Exercise details:
From the entries below, gather every line containing the string "color".
>>>>>
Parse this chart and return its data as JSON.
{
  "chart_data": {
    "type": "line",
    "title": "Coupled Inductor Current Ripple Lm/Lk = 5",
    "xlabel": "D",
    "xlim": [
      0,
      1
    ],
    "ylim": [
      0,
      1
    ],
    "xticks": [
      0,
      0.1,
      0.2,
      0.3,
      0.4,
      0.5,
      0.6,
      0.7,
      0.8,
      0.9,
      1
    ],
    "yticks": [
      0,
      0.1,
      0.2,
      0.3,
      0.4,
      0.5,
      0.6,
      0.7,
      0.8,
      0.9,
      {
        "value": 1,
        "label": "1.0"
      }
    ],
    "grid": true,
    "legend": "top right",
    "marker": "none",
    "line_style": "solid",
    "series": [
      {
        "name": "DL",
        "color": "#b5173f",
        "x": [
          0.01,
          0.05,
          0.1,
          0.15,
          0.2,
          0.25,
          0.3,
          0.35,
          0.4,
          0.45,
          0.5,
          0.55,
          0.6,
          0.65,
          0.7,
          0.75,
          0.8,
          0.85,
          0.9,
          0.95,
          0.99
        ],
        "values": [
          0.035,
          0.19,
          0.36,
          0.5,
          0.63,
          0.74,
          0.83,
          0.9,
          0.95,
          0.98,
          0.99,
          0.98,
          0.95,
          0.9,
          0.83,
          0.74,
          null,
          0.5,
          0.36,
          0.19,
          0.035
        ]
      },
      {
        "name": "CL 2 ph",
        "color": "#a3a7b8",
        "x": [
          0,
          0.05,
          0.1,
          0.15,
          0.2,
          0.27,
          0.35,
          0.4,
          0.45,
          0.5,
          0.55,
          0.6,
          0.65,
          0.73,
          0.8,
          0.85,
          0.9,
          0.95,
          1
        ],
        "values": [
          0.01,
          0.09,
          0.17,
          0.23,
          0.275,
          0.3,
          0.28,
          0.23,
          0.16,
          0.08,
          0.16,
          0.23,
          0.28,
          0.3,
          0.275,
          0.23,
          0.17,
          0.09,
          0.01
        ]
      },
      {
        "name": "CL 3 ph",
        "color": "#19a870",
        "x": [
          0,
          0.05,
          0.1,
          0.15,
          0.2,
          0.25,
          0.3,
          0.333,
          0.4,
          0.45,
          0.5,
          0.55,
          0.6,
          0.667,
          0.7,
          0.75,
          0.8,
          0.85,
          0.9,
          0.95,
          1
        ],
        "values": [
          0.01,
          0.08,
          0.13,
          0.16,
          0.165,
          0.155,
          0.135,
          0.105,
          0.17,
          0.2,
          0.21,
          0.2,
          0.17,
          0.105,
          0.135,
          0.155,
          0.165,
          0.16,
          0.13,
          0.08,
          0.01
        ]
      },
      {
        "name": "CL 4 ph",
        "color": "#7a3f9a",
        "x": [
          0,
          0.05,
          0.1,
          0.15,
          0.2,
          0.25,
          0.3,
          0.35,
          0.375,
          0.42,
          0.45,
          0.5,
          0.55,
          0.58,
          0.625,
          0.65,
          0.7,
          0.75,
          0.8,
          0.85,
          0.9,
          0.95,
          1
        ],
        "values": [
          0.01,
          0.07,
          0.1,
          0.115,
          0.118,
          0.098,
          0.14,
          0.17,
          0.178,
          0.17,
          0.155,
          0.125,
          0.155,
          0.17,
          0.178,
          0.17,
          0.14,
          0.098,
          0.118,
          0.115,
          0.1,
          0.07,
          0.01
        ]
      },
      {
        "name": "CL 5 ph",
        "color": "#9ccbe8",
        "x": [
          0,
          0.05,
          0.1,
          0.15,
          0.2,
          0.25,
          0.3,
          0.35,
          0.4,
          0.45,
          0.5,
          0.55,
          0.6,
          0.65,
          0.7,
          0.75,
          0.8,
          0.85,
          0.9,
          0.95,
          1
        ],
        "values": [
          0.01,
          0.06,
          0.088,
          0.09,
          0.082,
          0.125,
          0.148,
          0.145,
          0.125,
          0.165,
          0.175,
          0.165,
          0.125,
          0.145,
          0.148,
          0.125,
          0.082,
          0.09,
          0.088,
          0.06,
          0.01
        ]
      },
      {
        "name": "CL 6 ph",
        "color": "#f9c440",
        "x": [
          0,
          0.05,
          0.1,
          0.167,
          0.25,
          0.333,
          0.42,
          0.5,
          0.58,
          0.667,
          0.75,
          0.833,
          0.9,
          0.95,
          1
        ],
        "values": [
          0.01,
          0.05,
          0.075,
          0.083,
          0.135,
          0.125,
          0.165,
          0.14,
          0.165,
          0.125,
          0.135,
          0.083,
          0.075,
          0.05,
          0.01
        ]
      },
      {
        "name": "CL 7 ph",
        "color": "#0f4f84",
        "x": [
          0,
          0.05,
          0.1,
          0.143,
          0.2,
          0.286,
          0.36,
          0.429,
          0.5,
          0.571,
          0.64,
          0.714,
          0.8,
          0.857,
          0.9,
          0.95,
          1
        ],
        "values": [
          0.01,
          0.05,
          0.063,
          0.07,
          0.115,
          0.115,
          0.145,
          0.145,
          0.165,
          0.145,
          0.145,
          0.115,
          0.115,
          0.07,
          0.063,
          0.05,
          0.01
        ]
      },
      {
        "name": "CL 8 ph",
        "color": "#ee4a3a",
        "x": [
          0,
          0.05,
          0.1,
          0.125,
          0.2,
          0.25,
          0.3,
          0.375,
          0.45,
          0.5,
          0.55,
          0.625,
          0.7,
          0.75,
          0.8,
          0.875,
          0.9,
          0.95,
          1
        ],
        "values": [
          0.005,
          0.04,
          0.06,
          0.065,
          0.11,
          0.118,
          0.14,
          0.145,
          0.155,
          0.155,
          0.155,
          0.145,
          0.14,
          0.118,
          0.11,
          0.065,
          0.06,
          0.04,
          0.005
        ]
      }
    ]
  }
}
<<<<<
Written response:
        "color": "#b5173f",
        "color": "#a3a7b8",
        "color": "#19a870",
        "color": "#7a3f9a",
        "color": "#9ccbe8",
        "color": "#f9c440",
        "color": "#0f4f84",
        "color": "#ee4a3a",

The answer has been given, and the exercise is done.